BEGIN Supplied entries

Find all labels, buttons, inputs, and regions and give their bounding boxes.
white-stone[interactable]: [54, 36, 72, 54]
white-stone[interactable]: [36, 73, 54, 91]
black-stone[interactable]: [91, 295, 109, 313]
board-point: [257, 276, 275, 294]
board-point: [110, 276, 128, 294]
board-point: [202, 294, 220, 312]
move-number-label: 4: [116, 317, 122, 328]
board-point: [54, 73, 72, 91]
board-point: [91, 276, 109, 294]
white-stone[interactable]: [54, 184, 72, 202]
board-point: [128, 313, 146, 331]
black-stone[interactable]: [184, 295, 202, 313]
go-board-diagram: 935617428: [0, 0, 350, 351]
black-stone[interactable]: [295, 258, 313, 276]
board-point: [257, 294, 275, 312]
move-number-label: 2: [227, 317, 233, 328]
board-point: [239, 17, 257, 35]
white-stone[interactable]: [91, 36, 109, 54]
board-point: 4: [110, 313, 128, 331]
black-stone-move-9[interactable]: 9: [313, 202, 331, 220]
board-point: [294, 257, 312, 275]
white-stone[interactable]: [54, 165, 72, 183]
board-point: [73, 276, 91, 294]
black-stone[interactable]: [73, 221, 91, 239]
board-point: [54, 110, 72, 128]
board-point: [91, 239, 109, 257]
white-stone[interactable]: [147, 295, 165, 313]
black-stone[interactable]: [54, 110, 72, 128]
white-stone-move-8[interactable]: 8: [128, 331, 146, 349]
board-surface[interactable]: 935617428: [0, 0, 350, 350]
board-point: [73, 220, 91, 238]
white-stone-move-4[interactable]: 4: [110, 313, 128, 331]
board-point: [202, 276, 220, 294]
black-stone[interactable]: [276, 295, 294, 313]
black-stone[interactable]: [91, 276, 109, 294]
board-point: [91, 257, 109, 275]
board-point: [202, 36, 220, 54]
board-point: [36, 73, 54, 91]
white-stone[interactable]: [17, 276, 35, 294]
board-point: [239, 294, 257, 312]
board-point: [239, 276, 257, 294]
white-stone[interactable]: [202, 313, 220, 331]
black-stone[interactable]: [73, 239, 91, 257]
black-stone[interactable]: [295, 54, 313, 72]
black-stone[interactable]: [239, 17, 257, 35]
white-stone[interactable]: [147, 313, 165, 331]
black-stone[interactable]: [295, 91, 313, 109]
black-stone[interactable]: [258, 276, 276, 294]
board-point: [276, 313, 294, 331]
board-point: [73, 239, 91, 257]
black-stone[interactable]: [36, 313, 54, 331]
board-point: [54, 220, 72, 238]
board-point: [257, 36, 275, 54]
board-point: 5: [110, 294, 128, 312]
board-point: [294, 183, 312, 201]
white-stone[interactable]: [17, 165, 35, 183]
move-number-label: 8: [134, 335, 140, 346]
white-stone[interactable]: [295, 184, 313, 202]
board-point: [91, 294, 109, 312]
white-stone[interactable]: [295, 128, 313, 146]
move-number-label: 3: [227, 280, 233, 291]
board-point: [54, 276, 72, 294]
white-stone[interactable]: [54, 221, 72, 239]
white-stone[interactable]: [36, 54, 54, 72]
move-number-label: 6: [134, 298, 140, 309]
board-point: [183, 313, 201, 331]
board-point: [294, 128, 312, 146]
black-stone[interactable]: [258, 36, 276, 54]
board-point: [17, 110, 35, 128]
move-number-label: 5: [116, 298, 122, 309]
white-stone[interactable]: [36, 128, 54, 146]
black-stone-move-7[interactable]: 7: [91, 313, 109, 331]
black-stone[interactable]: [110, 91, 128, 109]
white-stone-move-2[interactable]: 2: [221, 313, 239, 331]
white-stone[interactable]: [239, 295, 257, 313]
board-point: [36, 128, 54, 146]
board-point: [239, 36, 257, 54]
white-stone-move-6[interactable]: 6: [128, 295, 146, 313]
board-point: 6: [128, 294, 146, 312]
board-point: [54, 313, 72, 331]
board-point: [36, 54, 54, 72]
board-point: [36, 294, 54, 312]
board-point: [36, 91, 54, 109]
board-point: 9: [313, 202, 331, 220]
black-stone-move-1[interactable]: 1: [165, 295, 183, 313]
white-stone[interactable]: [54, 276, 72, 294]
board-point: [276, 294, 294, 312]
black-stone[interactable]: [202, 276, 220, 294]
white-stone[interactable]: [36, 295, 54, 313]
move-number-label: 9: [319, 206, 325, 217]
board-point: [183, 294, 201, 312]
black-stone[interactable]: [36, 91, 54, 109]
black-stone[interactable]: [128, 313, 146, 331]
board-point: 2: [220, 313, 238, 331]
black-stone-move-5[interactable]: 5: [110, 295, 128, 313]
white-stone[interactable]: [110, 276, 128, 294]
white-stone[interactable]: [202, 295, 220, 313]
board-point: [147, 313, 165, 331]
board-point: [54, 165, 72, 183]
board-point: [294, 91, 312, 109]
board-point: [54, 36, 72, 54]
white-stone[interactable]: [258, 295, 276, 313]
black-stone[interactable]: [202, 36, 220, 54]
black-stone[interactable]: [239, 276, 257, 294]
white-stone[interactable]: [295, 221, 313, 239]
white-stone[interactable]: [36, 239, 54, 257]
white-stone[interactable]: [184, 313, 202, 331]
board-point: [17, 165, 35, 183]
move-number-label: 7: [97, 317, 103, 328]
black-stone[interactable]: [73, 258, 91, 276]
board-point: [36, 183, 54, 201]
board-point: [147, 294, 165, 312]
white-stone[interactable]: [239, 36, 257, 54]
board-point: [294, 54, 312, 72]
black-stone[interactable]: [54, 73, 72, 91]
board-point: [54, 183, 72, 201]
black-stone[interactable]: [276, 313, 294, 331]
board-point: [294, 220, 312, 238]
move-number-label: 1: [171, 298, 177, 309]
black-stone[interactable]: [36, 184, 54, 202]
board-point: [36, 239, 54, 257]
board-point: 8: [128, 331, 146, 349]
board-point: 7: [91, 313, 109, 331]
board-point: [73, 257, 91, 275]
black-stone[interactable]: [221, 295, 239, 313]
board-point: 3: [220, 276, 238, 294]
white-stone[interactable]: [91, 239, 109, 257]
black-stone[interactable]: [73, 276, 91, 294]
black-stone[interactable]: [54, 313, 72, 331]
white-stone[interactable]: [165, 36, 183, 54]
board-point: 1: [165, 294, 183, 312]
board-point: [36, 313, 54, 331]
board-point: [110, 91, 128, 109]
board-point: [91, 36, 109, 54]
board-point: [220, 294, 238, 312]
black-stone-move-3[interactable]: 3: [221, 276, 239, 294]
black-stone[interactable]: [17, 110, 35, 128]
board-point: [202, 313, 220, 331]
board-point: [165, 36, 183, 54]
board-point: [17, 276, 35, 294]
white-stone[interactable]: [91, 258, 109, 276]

END Supplied entries

**Exercise objective:** Repeat the listing verbatim from its first line down to the line containing "move-number-label: 4: [116, 317, 122, 328]", including both of those lines.

**Exercise result:**
Find all labels, buttons, inputs, and regions and give their bounding boxes.
white-stone[interactable]: [54, 36, 72, 54]
white-stone[interactable]: [36, 73, 54, 91]
black-stone[interactable]: [91, 295, 109, 313]
board-point: [257, 276, 275, 294]
board-point: [110, 276, 128, 294]
board-point: [202, 294, 220, 312]
move-number-label: 4: [116, 317, 122, 328]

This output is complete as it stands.